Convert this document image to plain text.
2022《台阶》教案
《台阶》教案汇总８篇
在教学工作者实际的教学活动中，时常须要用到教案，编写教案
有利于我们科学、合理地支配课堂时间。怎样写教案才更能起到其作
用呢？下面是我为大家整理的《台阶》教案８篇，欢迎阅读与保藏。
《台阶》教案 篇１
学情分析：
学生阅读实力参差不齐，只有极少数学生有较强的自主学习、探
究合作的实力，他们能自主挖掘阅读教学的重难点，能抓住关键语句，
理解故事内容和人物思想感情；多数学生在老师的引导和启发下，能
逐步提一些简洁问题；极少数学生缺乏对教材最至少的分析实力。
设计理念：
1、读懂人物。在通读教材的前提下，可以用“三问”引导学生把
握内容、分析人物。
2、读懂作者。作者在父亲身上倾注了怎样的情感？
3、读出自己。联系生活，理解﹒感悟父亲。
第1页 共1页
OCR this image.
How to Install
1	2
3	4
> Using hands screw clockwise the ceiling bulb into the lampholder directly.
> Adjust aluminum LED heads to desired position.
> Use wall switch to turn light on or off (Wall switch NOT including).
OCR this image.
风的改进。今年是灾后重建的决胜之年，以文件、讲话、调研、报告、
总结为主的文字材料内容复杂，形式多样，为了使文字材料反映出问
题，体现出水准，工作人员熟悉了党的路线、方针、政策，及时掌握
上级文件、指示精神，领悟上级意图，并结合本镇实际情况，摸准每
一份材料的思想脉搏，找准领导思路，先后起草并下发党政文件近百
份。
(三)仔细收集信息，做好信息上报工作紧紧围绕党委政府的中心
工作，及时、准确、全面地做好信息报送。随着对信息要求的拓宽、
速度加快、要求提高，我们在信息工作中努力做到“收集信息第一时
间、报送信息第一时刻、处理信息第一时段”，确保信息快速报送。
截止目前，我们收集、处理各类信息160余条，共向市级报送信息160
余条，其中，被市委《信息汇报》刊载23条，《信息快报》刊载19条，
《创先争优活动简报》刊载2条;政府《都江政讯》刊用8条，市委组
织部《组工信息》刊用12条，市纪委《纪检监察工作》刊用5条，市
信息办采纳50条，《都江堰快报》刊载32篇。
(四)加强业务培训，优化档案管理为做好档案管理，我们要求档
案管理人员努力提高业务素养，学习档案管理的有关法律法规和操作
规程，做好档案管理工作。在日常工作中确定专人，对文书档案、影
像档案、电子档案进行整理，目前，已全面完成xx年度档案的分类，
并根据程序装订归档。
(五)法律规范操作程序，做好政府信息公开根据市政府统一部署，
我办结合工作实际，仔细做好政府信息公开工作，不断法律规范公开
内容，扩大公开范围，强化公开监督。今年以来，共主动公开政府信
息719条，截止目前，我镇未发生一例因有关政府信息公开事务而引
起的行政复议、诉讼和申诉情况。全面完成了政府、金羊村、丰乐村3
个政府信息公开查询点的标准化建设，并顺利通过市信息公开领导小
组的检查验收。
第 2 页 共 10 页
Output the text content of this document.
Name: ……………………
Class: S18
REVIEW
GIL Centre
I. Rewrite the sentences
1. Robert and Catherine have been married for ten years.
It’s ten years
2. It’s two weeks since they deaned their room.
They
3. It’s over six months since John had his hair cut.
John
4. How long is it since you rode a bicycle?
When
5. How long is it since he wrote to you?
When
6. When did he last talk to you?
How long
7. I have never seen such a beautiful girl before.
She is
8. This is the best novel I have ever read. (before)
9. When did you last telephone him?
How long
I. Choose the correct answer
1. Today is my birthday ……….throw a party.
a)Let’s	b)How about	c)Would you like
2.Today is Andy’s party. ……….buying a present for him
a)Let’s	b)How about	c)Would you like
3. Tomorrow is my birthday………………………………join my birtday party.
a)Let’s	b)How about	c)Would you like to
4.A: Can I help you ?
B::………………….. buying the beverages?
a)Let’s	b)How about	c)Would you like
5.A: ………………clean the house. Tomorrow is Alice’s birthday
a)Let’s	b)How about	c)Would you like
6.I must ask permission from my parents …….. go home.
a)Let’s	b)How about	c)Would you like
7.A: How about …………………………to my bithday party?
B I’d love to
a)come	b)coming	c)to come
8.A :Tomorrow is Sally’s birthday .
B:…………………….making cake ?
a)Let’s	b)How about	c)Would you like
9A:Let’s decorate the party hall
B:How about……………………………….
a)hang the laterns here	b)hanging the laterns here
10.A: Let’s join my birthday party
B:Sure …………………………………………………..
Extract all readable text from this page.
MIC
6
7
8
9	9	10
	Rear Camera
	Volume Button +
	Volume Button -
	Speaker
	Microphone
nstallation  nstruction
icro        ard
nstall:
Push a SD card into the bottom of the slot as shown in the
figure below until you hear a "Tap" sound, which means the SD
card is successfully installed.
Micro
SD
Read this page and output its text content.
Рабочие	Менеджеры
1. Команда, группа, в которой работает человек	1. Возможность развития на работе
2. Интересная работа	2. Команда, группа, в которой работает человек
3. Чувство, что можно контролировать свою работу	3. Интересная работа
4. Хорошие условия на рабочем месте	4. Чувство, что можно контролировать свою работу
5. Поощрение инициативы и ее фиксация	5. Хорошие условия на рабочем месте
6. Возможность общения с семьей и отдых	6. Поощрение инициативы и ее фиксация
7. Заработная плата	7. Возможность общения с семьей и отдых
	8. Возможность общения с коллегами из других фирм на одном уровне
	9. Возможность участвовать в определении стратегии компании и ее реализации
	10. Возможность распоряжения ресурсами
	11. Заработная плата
........
Task statement: From the listing above, collect every line that mentions the word "контролировать".

Output of the task:
3. Чувство, что можно контролировать свою работу	3. Интересная работа
4. Хорошие условия на рабочем месте	4. Чувство, что можно контролировать свою работу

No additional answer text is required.